§ PROBLEM TO SOLVE:
Count the lines in the entries below that include the word "into". Give nothing but the number.

══════════════════════════════

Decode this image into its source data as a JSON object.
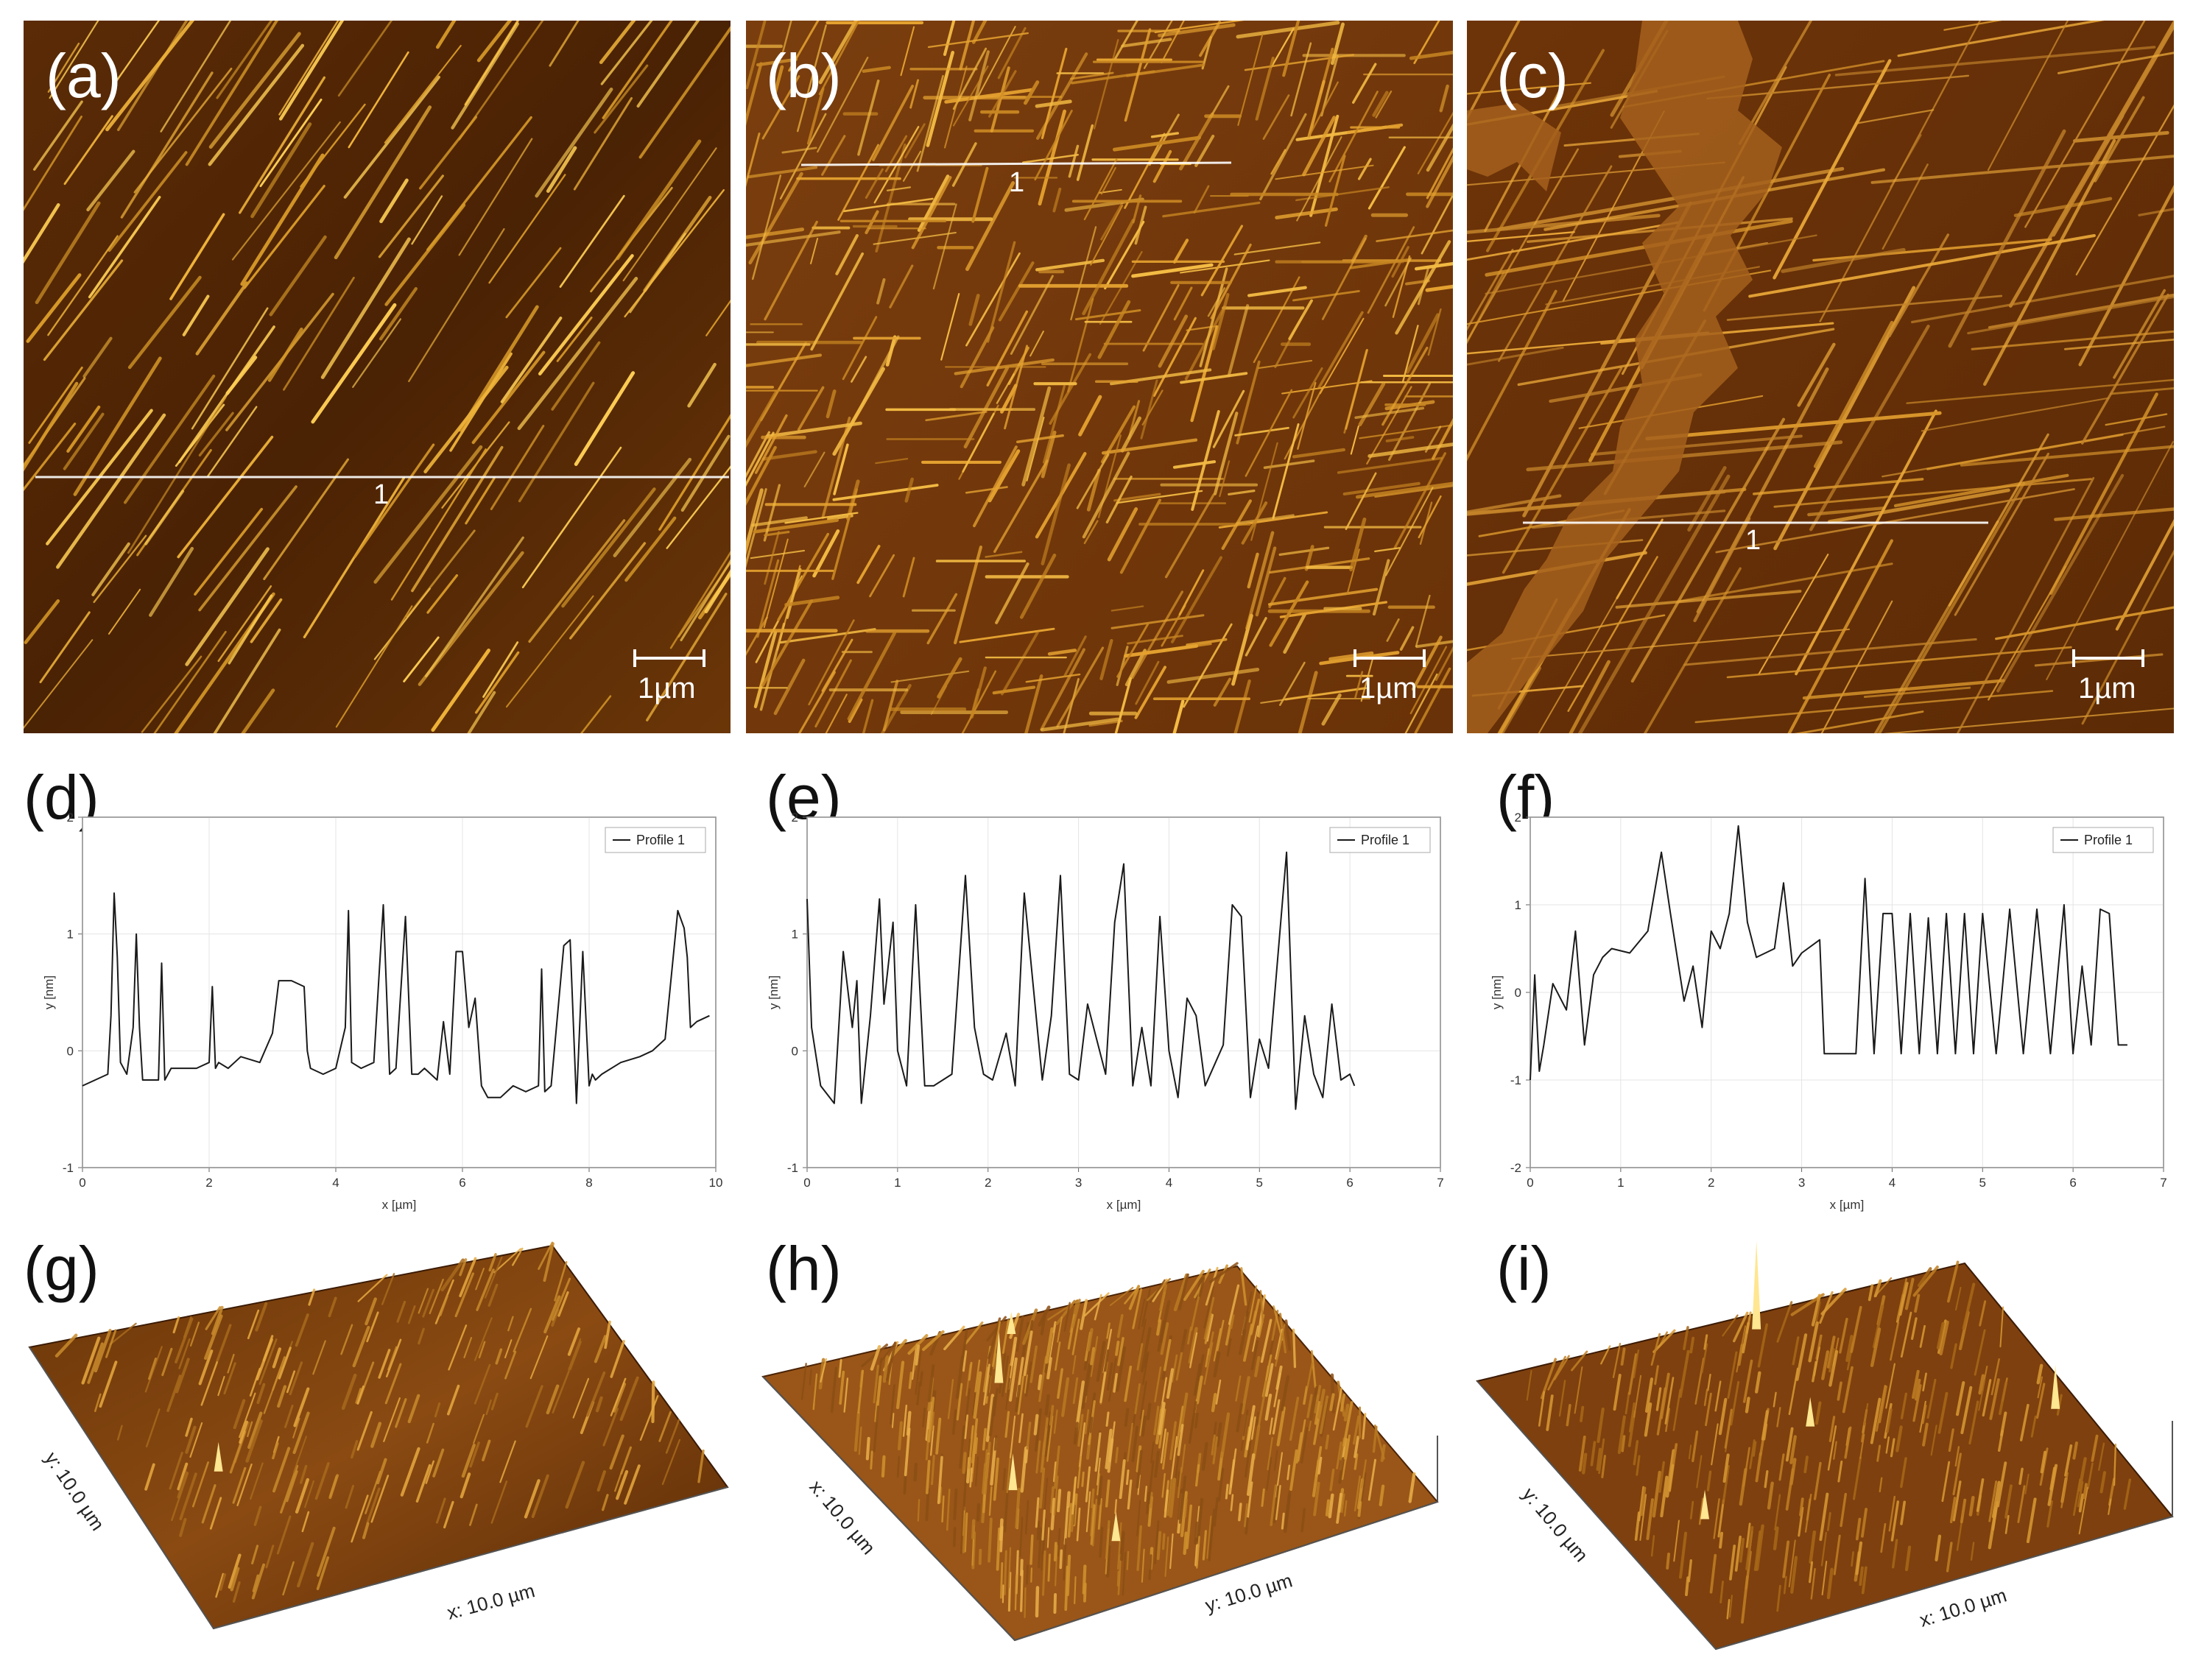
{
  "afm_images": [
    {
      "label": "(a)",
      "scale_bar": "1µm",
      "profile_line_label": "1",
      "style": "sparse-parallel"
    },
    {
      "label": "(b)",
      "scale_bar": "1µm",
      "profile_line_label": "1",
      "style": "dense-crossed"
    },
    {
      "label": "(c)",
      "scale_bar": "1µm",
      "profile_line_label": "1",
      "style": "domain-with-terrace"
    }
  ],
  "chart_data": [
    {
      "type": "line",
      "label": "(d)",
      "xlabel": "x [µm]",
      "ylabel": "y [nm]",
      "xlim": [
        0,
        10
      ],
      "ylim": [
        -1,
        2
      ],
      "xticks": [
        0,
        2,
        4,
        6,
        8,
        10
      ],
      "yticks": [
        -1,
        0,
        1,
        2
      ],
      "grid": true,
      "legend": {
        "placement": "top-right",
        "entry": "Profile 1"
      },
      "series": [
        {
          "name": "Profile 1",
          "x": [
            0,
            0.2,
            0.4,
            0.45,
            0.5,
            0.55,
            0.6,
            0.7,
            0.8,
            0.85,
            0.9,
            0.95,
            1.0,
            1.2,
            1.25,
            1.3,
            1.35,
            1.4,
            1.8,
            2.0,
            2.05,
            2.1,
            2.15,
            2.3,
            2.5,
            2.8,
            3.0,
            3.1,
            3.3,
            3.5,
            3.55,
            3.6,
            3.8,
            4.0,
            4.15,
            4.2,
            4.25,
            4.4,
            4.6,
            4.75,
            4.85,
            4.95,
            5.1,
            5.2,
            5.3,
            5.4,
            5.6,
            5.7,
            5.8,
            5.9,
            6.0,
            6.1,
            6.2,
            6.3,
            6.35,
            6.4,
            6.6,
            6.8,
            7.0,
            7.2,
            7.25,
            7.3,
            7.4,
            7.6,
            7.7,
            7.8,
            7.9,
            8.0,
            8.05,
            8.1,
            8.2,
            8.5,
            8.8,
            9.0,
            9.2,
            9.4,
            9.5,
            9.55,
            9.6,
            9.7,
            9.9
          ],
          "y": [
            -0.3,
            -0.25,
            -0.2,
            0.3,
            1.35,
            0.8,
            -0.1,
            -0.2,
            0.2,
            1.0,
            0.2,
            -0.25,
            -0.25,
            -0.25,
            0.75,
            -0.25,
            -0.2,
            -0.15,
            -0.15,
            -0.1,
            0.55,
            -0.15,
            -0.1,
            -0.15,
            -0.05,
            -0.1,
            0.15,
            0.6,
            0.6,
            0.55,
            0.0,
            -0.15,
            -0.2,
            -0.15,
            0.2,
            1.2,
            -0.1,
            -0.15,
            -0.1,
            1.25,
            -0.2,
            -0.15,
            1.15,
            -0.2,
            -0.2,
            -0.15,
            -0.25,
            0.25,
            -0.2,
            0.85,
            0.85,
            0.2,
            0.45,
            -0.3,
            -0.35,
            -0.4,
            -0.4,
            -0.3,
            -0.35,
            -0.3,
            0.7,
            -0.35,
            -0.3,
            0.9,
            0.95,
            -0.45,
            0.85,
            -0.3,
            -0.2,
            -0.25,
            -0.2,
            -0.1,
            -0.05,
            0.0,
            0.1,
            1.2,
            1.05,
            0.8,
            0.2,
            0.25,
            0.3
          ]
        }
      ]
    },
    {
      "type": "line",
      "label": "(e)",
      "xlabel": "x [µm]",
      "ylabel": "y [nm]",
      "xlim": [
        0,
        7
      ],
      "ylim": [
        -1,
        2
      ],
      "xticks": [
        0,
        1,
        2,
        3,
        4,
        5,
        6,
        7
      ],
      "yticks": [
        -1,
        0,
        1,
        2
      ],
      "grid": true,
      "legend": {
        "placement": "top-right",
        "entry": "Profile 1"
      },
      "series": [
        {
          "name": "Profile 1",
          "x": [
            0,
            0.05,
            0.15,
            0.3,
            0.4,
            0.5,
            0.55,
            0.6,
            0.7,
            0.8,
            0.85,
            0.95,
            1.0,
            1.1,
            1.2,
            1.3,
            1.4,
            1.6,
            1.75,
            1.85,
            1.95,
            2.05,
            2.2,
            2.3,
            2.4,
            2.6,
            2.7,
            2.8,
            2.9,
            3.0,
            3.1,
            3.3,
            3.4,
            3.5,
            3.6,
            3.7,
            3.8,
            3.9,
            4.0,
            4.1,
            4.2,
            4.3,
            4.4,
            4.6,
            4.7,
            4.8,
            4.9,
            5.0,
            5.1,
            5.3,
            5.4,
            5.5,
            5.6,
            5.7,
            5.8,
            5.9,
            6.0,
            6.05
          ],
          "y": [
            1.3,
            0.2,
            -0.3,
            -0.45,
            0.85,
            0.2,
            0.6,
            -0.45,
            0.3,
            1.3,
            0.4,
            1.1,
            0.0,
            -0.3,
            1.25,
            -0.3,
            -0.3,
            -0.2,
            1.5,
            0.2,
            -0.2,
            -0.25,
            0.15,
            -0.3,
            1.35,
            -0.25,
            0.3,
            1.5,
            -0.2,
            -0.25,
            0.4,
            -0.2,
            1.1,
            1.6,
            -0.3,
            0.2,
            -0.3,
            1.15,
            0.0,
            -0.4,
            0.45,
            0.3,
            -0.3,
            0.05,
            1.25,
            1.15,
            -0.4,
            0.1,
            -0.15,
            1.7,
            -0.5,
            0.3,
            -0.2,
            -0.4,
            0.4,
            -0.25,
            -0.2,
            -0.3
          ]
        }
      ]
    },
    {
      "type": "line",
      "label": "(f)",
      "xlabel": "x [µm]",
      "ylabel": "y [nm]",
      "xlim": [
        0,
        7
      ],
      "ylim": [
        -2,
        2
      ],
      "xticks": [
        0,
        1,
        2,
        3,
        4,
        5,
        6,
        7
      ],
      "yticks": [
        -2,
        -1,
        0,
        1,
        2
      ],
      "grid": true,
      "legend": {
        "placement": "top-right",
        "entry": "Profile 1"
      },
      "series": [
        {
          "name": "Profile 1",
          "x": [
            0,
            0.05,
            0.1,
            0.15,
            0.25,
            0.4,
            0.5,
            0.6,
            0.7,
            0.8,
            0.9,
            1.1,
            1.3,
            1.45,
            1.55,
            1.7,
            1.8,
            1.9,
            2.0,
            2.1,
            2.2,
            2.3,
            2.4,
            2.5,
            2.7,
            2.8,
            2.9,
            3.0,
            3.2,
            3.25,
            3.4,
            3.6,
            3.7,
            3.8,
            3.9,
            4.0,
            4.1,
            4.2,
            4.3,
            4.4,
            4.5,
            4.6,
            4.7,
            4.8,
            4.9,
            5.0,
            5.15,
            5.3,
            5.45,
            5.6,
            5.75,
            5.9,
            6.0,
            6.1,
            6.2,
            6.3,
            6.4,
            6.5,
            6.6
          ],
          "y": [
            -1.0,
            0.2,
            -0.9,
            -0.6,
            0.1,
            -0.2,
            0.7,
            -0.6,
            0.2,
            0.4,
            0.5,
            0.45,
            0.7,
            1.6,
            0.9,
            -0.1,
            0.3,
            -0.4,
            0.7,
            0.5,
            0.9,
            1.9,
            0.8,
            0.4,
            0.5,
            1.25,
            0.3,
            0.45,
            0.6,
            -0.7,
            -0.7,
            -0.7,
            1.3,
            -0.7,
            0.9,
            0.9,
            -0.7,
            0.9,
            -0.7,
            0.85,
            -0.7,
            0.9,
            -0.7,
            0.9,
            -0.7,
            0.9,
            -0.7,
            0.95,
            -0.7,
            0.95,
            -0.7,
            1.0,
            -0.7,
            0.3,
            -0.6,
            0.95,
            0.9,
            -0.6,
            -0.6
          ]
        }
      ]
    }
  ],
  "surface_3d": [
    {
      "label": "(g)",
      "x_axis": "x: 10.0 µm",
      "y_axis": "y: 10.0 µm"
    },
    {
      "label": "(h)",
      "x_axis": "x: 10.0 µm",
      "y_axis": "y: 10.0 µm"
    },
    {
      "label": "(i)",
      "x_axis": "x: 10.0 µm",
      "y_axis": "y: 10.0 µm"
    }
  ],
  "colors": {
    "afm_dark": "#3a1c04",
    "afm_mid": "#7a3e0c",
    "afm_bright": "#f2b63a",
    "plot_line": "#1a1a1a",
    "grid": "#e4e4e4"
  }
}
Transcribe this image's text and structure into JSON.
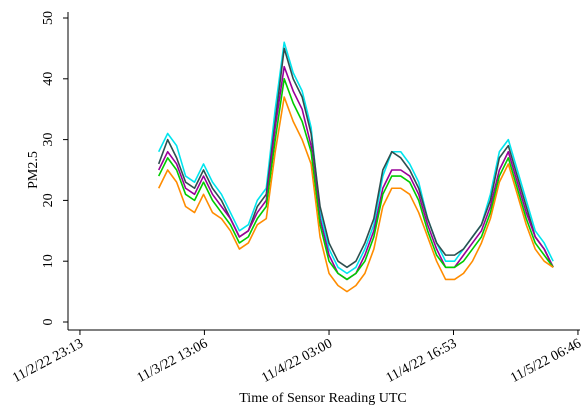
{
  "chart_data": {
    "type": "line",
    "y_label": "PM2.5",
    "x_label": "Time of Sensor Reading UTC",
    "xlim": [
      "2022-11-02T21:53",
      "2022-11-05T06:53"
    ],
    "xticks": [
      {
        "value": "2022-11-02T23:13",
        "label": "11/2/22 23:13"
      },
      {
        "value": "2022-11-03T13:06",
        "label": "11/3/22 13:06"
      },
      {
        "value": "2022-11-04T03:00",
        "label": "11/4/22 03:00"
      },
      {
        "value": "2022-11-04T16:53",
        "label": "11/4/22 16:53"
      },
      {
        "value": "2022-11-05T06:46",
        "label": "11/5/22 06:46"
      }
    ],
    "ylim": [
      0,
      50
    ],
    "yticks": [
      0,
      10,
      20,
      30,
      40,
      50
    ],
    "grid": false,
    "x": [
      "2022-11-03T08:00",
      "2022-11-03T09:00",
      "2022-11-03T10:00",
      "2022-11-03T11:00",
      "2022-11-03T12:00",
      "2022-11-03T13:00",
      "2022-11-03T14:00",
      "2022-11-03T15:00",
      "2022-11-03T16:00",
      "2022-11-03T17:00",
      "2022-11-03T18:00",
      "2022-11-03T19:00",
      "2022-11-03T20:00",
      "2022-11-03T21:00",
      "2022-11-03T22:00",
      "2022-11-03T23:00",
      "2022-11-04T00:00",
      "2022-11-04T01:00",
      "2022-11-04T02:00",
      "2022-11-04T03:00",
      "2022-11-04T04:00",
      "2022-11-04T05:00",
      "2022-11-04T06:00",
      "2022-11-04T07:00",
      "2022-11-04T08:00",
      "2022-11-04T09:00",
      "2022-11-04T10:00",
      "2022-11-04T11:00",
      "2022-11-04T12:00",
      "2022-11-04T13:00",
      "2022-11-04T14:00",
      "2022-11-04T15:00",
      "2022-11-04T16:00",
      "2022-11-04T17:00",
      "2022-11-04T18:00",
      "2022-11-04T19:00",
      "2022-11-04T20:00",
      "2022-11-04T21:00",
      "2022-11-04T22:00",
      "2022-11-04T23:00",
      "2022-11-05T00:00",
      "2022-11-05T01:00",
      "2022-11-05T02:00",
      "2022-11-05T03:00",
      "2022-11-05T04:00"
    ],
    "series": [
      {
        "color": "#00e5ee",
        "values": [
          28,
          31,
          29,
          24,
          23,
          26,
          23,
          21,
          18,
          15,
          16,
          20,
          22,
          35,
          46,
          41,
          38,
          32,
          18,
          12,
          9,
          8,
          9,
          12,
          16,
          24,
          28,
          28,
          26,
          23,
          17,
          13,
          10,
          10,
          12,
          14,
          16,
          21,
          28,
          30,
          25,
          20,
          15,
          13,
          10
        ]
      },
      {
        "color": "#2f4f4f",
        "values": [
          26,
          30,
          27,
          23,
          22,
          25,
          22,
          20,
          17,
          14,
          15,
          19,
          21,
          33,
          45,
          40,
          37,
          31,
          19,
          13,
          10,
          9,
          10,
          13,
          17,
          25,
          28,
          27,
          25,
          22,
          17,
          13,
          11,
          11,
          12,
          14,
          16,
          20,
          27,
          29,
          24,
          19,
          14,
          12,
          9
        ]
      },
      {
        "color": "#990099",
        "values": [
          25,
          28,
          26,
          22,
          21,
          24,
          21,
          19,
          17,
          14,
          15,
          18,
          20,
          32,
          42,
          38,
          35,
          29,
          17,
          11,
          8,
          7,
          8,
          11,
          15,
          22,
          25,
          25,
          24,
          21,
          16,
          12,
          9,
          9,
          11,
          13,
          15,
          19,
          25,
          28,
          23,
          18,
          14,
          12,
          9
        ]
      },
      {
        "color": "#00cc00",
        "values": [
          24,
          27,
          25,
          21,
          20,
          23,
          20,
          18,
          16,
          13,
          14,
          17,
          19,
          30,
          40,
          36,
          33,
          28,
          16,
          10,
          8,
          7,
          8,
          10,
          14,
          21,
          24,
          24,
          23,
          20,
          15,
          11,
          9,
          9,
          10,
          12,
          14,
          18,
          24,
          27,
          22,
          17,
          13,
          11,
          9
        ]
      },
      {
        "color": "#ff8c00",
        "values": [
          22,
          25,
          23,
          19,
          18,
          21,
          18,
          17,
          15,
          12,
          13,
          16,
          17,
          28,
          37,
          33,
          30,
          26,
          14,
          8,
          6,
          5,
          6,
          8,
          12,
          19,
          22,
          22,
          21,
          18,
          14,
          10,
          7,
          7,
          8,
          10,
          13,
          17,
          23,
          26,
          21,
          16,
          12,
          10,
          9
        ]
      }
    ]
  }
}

══════════════════════════════

§ RESPONSE TO THE EXERCISE:
2